Job -
Print the entries in full, word for word, but not the pictures.

Begin Entries

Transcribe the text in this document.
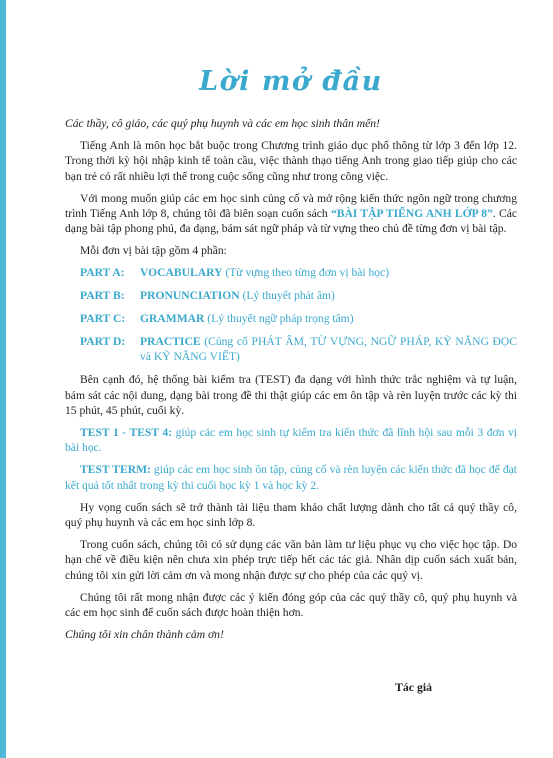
Lời mở đầu

Các thầy, cô giáo, các quý phụ huynh và các em học sinh thân mến!

Tiếng Anh là môn học bắt buộc trong Chương trình giáo dục phổ thông từ lớp 3 đến lớp 12. Trong thời kỳ hội nhập kinh tế toàn cầu, việc thành thạo tiếng Anh trong giao tiếp giúp cho các bạn trẻ có rất nhiều lợi thế trong cuộc sống cũng như trong công việc.

Với mong muốn giúp các em học sinh củng cố và mở rộng kiến thức ngôn ngữ trong chương trình Tiếng Anh lớp 8, chúng tôi đã biên soạn cuốn sách “BÀI TẬP TIẾNG ANH LỚP 8”. Các dạng bài tập phong phú, đa dạng, bám sát ngữ pháp và từ vựng theo chủ đề từng đơn vị bài tập.

Mỗi đơn vị bài tập gồm 4 phần:

PART A:	VOCABULARY (Từ vựng theo từng đơn vị bài học)
PART B:	PRONUNCIATION (Lý thuyết phát âm)
PART C:	GRAMMAR (Lý thuyết ngữ pháp trọng tâm)
PART D:	PRACTICE (Củng cố PHÁT ÂM, TỪ VỰNG, NGỮ PHÁP, KỸ NĂNG ĐỌC và KỸ NĂNG VIẾT)

Bên cạnh đó, hệ thống bài kiểm tra (TEST) đa dạng với hình thức trắc nghiệm và tự luận, bám sát các nội dung, dạng bài trong đề thi thật giúp các em ôn tập và rèn luyện trước các kỳ thi 15 phút, 45 phút, cuối kỳ.

TEST 1 - TEST 4: giúp các em học sinh tự kiểm tra kiến thức đã lĩnh hội sau mỗi 3 đơn vị bài học.

TEST TERM: giúp các em học sinh ôn tập, củng cố và rèn luyện các kiến thức đã học để đạt kết quả tốt nhất trong kỳ thi cuối học kỳ 1 và học kỳ 2.

Hy vọng cuốn sách sẽ trở thành tài liệu tham khảo chất lượng dành cho tất cả quý thầy cô, quý phụ huynh và các em học sinh lớp 8.

Trong cuốn sách, chúng tôi có sử dụng các văn bản làm tư liệu phục vụ cho việc học tập. Do hạn chế về điều kiện nên chưa xin phép trực tiếp hết các tác giả. Nhân dịp cuốn sách xuất bản, chúng tôi xin gửi lời cảm ơn và mong nhận được sự cho phép của các quý vị.

Chúng tôi rất mong nhận được các ý kiến đóng góp của các quý thầy cô, quý phụ huynh và các em học sinh để cuốn sách được hoàn thiện hơn.

Chúng tôi xin chân thành cảm ơn!

Tác giả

End Entries

Exercise response -
Transcribe the text in this document.
Lời mở đầu

Các thầy, cô giáo, các quý phụ huynh và các em học sinh thân mến!

Tiếng Anh là môn học bắt buộc trong Chương trình giáo dục phổ thông từ lớp 3 đến lớp 12. Trong thời kỳ hội nhập kinh tế toàn cầu, việc thành thạo tiếng Anh trong giao tiếp giúp cho các bạn trẻ có rất nhiều lợi thế trong cuộc sống cũng như trong công việc.

Với mong muốn giúp các em học sinh củng cố và mở rộng kiến thức ngôn ngữ trong chương trình Tiếng Anh lớp 8, chúng tôi đã biên soạn cuốn sách “BÀI TẬP TIẾNG ANH LỚP 8”. Các dạng bài tập phong phú, đa dạng, bám sát ngữ pháp và từ vựng theo chủ đề từng đơn vị bài tập.

Mỗi đơn vị bài tập gồm 4 phần:

PART A:	VOCABULARY (Từ vựng theo từng đơn vị bài học)
PART B:	PRONUNCIATION (Lý thuyết phát âm)
PART C:	GRAMMAR (Lý thuyết ngữ pháp trọng tâm)
PART D:	PRACTICE (Củng cố PHÁT ÂM, TỪ VỰNG, NGỮ PHÁP, KỸ NĂNG ĐỌC và KỸ NĂNG VIẾT)

Bên cạnh đó, hệ thống bài kiểm tra (TEST) đa dạng với hình thức trắc nghiệm và tự luận, bám sát các nội dung, dạng bài trong đề thi thật giúp các em ôn tập và rèn luyện trước các kỳ thi 15 phút, 45 phút, cuối kỳ.

TEST 1 - TEST 4: giúp các em học sinh tự kiểm tra kiến thức đã lĩnh hội sau mỗi 3 đơn vị bài học.

TEST TERM: giúp các em học sinh ôn tập, củng cố và rèn luyện các kiến thức đã học để đạt kết quả tốt nhất trong kỳ thi cuối học kỳ 1 và học kỳ 2.

Hy vọng cuốn sách sẽ trở thành tài liệu tham khảo chất lượng dành cho tất cả quý thầy cô, quý phụ huynh và các em học sinh lớp 8.

Trong cuốn sách, chúng tôi có sử dụng các văn bản làm tư liệu phục vụ cho việc học tập. Do hạn chế về điều kiện nên chưa xin phép trực tiếp hết các tác giả. Nhân dịp cuốn sách xuất bản, chúng tôi xin gửi lời cảm ơn và mong nhận được sự cho phép của các quý vị.

Chúng tôi rất mong nhận được các ý kiến đóng góp của các quý thầy cô, quý phụ huynh và các em học sinh để cuốn sách được hoàn thiện hơn.

Chúng tôi xin chân thành cảm ơn!

Tác giả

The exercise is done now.